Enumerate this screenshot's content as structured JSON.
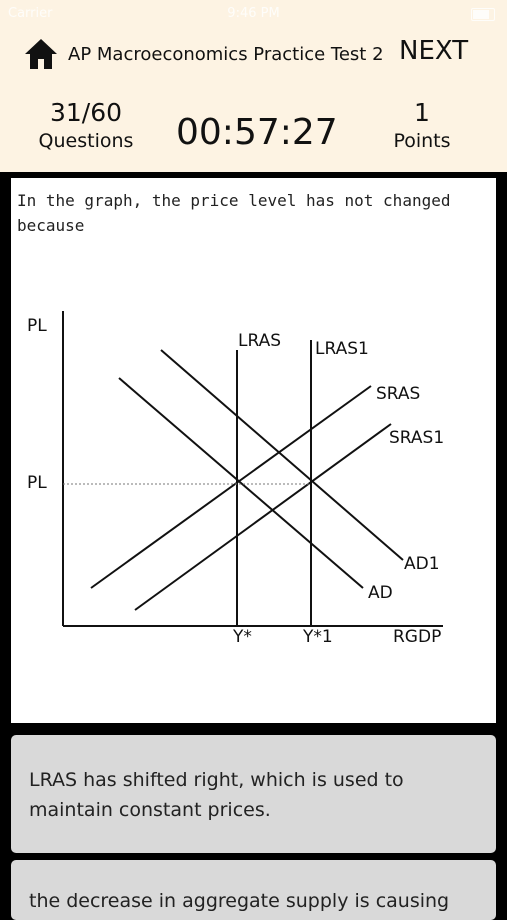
{
  "status_bar": {
    "carrier": "Carrier",
    "time": "9:46 PM"
  },
  "header": {
    "title": "AP Macroeconomics Practice Test 2",
    "next_label": "NEXT",
    "question_progress": "31/60",
    "questions_label": "Questions",
    "timer": "00:57:27",
    "points_value": "1",
    "points_label": "Points"
  },
  "question": {
    "text": "In the graph, the price level has not changed because",
    "graph_labels": {
      "y_axis": "PL",
      "pl_mark": "PL",
      "lras": "LRAS",
      "lras1": "LRAS1",
      "sras": "SRAS",
      "sras1": "SRAS1",
      "ad": "AD",
      "ad1": "AD1",
      "y_star": "Y*",
      "y_star1": "Y*1",
      "x_axis": "RGDP"
    }
  },
  "answers": [
    {
      "text": "LRAS has shifted right, which is used to maintain constant prices."
    },
    {
      "text": "the decrease in aggregate supply is causing"
    }
  ],
  "icons": {
    "home": "home-icon",
    "battery": "battery-icon"
  }
}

▶ **WRITTEN INSTRUCTION**: Omit every picture, then reproduce the rest of the listing exactly.

▶ **WRITTEN ANSWER**:
Enumerate this screenshot's content as structured JSON.
{
  "status_bar": {
    "carrier": "Carrier",
    "time": "9:46 PM"
  },
  "header": {
    "title": "AP Macroeconomics Practice Test 2",
    "next_label": "NEXT",
    "question_progress": "31/60",
    "questions_label": "Questions",
    "timer": "00:57:27",
    "points_value": "1",
    "points_label": "Points"
  },
  "question": {
    "text": "In the graph, the price level has not changed because",
    "graph_labels": {
      "y_axis": "PL",
      "pl_mark": "PL",
      "lras": "LRAS",
      "lras1": "LRAS1",
      "sras": "SRAS",
      "sras1": "SRAS1",
      "ad": "AD",
      "ad1": "AD1",
      "y_star": "Y*",
      "y_star1": "Y*1",
      "x_axis": "RGDP"
    }
  },
  "answers": [
    {
      "text": "LRAS has shifted right, which is used to maintain constant prices."
    },
    {
      "text": "the decrease in aggregate supply is causing"
    }
  ],
  "icons": {
    "home": "home-icon",
    "battery": "battery-icon"
  }
}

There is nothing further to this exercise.